Stored records =
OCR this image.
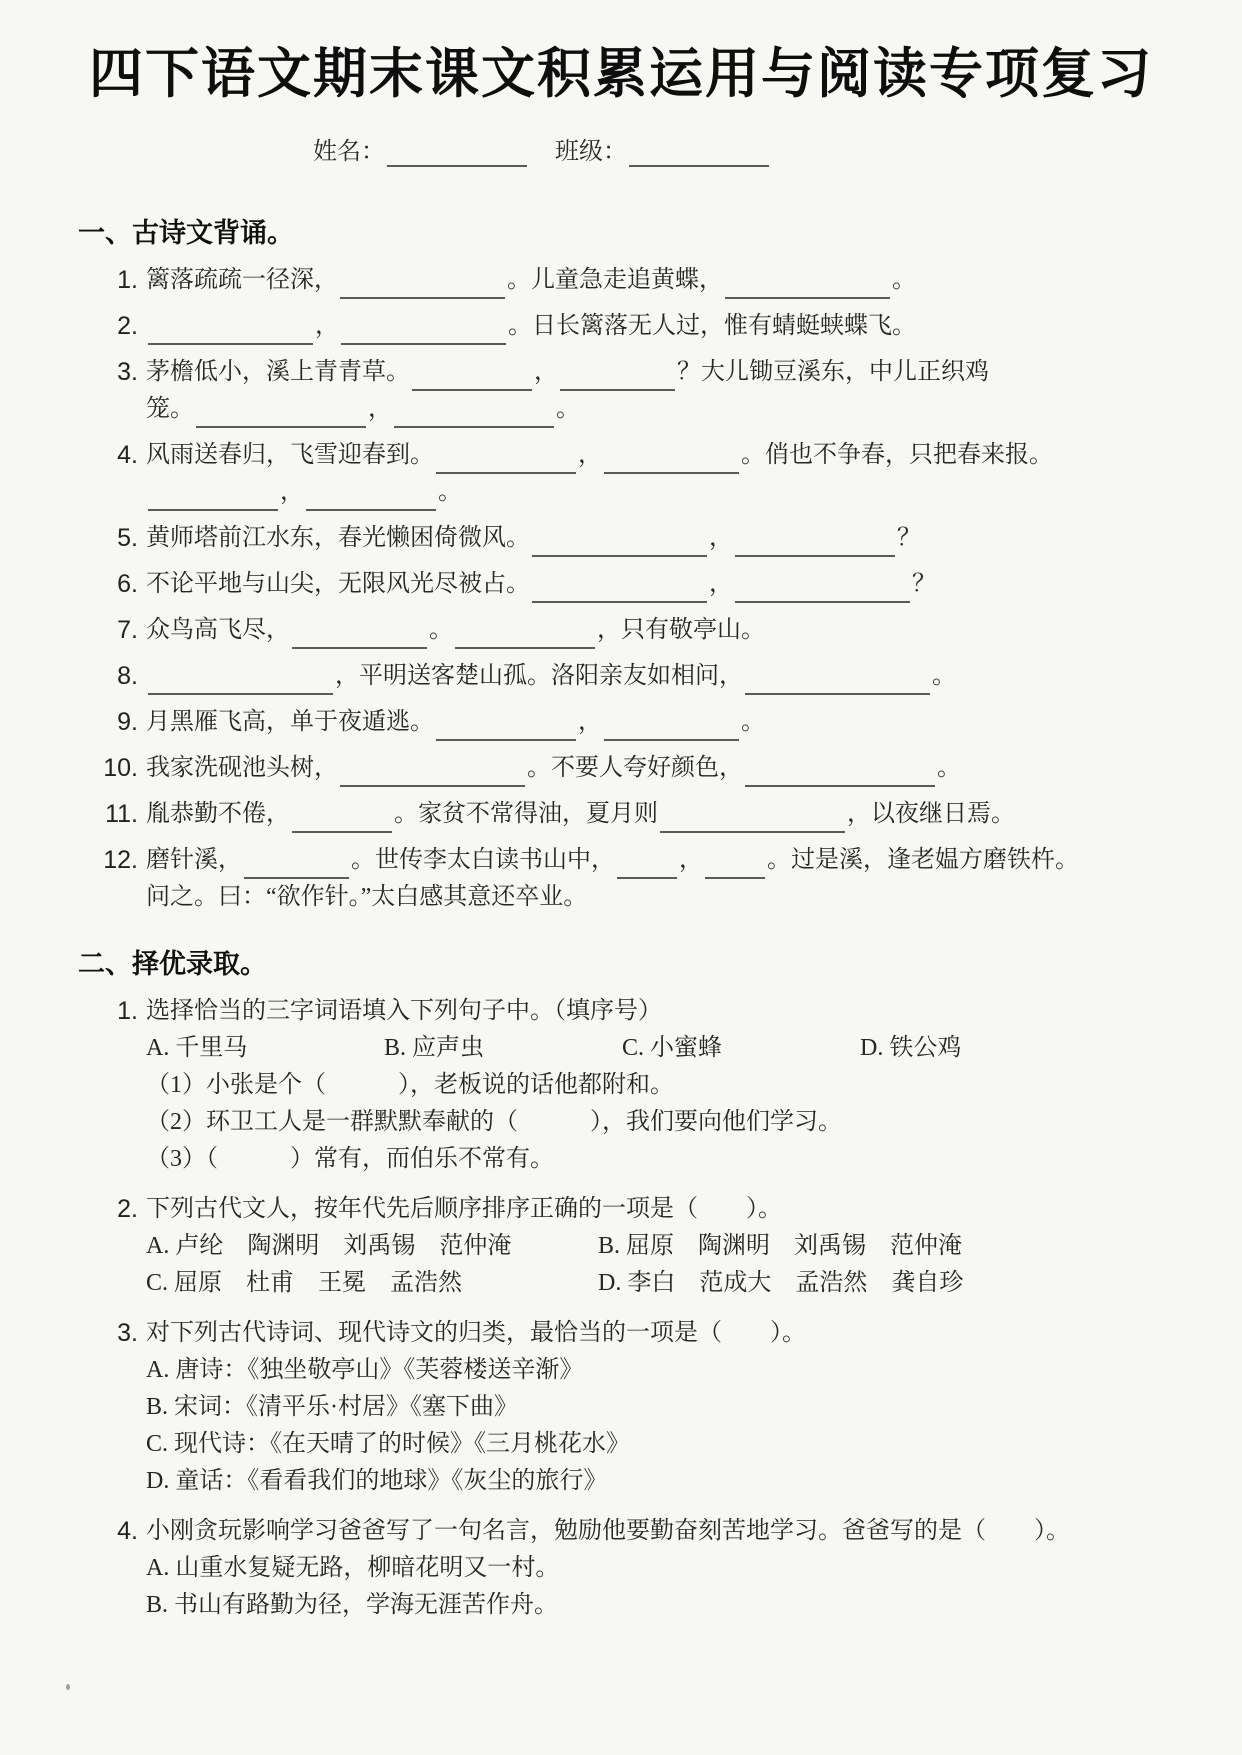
四下语文期末课文积累运用与阅读专项复习
姓名：	班级：
一、古诗文背诵。
1. 篱落疏疏一径深，	。儿童急走追黄蝶，	。
2.	，	。日长篱落无人过，惟有蜻蜓蛱蝶飞。
3. 茅檐低小，溪上青青草。	，	？大儿锄豆溪东，中儿正织鸡
笼。	，	。
4. 风雨送春归，飞雪迎春到。	，	。俏也不争春，只把春来报。
，	。
5. 黄师塔前江水东，春光懒困倚微风。	，	？
6. 不论平地与山尖，无限风光尽被占。	，	？
7. 众鸟高飞尽，	。	，只有敬亭山。
8.	，平明送客楚山孤。洛阳亲友如相问，	。
9. 月黑雁飞高，单于夜遁逃。	，	。
10. 我家洗砚池头树，	。不要人夸好颜色，	。
11. 胤恭勤不倦，	。家贫不常得油，夏月则	，以夜继日焉。
12. 磨针溪，	。世传李太白读书山中，	，	。过是溪，逢老媪方磨铁杵。
问之。曰：“欲作针。”太白感其意还卒业。
二、择优录取。
1. 选择恰当的三字词语填入下列句子中。（填序号）
A. 千里马	B. 应声虫	C. 小蜜蜂	D. 铁公鸡
（1）小张是个（　　　），老板说的话他都附和。
（2）环卫工人是一群默默奉献的（　　　），我们要向他们学习。
（3）（　　　）常有，而伯乐不常有。
2. 下列古代文人，按年代先后顺序排序正确的一项是（　　）。
A. 卢纶　陶渊明　刘禹锡　范仲淹	B. 屈原　陶渊明　刘禹锡　范仲淹
C. 屈原　杜甫　王冕　孟浩然	D. 李白　范成大　孟浩然　龚自珍
3. 对下列古代诗词、现代诗文的归类，最恰当的一项是（　　）。
A. 唐诗：《独坐敬亭山》《芙蓉楼送辛渐》
B. 宋词：《清平乐·村居》《塞下曲》
C. 现代诗：《在天晴了的时候》《三月桃花水》
D. 童话：《看看我们的地球》《灰尘的旅行》
4. 小刚贪玩影响学习爸爸写了一句名言，勉励他要勤奋刻苦地学习。爸爸写的是（　　）。
A. 山重水复疑无路，柳暗花明又一村。
B. 书山有路勤为径，学海无涯苦作舟。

Short exercise =
Copy the listing exactly. Any image in it stays out of the copy.

Answer to the task =
OCR this image.
四下语文期末课文积累运用与阅读专项复习
姓名：	班级：
一、古诗文背诵。
1. 篱落疏疏一径深，	。儿童急走追黄蝶，	。
2.	，	。日长篱落无人过，惟有蜻蜓蛱蝶飞。
3. 茅檐低小，溪上青青草。	，	？大儿锄豆溪东，中儿正织鸡
笼。	，	。
4. 风雨送春归，飞雪迎春到。	，	。俏也不争春，只把春来报。
，	。
5. 黄师塔前江水东，春光懒困倚微风。	，	？
6. 不论平地与山尖，无限风光尽被占。	，	？
7. 众鸟高飞尽，	。	，只有敬亭山。
8.	，平明送客楚山孤。洛阳亲友如相问，	。
9. 月黑雁飞高，单于夜遁逃。	，	。
10. 我家洗砚池头树，	。不要人夸好颜色，	。
11. 胤恭勤不倦，	。家贫不常得油，夏月则	，以夜继日焉。
12. 磨针溪，	。世传李太白读书山中，	，	。过是溪，逢老媪方磨铁杵。
问之。曰：“欲作针。”太白感其意还卒业。
二、择优录取。
1. 选择恰当的三字词语填入下列句子中。（填序号）
A. 千里马	B. 应声虫	C. 小蜜蜂	D. 铁公鸡
（1）小张是个（　　　），老板说的话他都附和。
（2）环卫工人是一群默默奉献的（　　　），我们要向他们学习。
（3）（　　　）常有，而伯乐不常有。
2. 下列古代文人，按年代先后顺序排序正确的一项是（　　）。
A. 卢纶　陶渊明　刘禹锡　范仲淹	B. 屈原　陶渊明　刘禹锡　范仲淹
C. 屈原　杜甫　王冕　孟浩然	D. 李白　范成大　孟浩然　龚自珍
3. 对下列古代诗词、现代诗文的归类，最恰当的一项是（　　）。
A. 唐诗：《独坐敬亭山》《芙蓉楼送辛渐》
B. 宋词：《清平乐·村居》《塞下曲》
C. 现代诗：《在天晴了的时候》《三月桃花水》
D. 童话：《看看我们的地球》《灰尘的旅行》
4. 小刚贪玩影响学习爸爸写了一句名言，勉励他要勤奋刻苦地学习。爸爸写的是（　　）。
A. 山重水复疑无路，柳暗花明又一村。
B. 书山有路勤为径，学海无涯苦作舟。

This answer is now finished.